Task goal: Lines containing the word "Institution" should be extracted in full.
+++ Entries +++
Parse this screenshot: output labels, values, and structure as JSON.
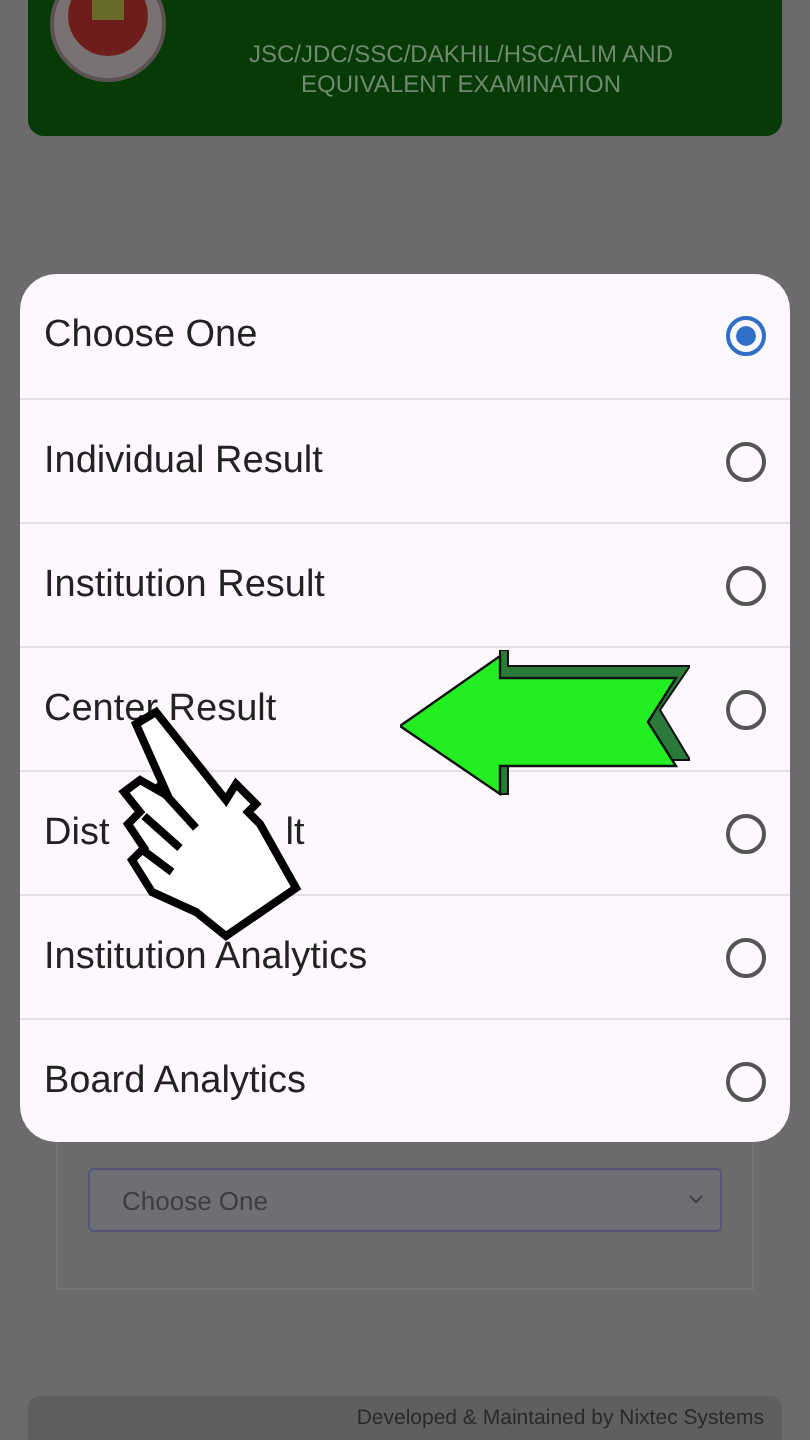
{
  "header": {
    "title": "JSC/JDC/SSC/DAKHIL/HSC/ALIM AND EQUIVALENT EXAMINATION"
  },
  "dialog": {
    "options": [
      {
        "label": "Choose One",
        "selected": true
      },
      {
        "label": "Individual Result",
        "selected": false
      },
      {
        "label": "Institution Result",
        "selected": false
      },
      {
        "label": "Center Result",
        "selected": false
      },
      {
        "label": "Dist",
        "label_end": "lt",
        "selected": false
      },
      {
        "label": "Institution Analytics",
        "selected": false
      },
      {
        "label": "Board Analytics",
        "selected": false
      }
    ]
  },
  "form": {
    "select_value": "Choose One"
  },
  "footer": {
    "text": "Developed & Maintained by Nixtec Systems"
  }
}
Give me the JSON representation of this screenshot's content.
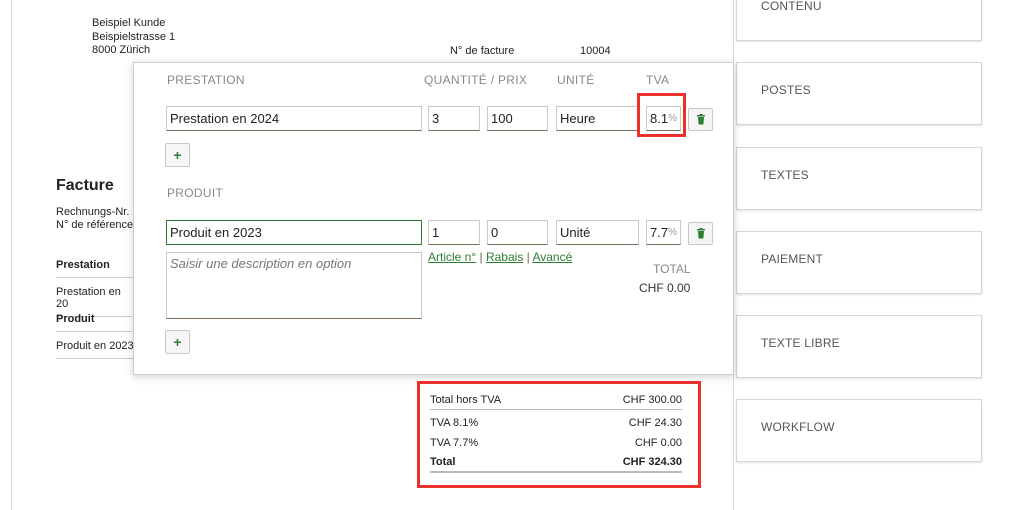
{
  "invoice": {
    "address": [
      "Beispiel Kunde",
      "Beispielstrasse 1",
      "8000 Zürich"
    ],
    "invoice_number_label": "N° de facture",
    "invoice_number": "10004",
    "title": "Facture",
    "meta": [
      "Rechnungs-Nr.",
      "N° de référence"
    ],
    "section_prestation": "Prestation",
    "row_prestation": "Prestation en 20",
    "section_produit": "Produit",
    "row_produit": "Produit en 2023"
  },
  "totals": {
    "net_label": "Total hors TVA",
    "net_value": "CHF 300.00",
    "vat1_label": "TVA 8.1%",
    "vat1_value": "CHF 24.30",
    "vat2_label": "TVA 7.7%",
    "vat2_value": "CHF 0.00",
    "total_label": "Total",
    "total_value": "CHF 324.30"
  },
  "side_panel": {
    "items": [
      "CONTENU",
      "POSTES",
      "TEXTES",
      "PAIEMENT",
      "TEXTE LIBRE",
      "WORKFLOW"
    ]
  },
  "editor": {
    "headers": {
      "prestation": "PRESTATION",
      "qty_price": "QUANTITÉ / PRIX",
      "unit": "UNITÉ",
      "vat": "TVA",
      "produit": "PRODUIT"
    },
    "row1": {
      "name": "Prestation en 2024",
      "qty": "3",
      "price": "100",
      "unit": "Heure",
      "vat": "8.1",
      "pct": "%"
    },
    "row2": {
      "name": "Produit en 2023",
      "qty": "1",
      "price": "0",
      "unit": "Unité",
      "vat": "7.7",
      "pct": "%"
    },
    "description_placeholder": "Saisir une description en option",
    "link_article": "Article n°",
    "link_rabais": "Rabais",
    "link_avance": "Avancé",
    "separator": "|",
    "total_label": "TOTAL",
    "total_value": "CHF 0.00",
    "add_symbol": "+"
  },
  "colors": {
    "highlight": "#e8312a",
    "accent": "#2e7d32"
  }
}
+++
Written response:
        "label": "Institution Result",
        "label": "Institution Analytics",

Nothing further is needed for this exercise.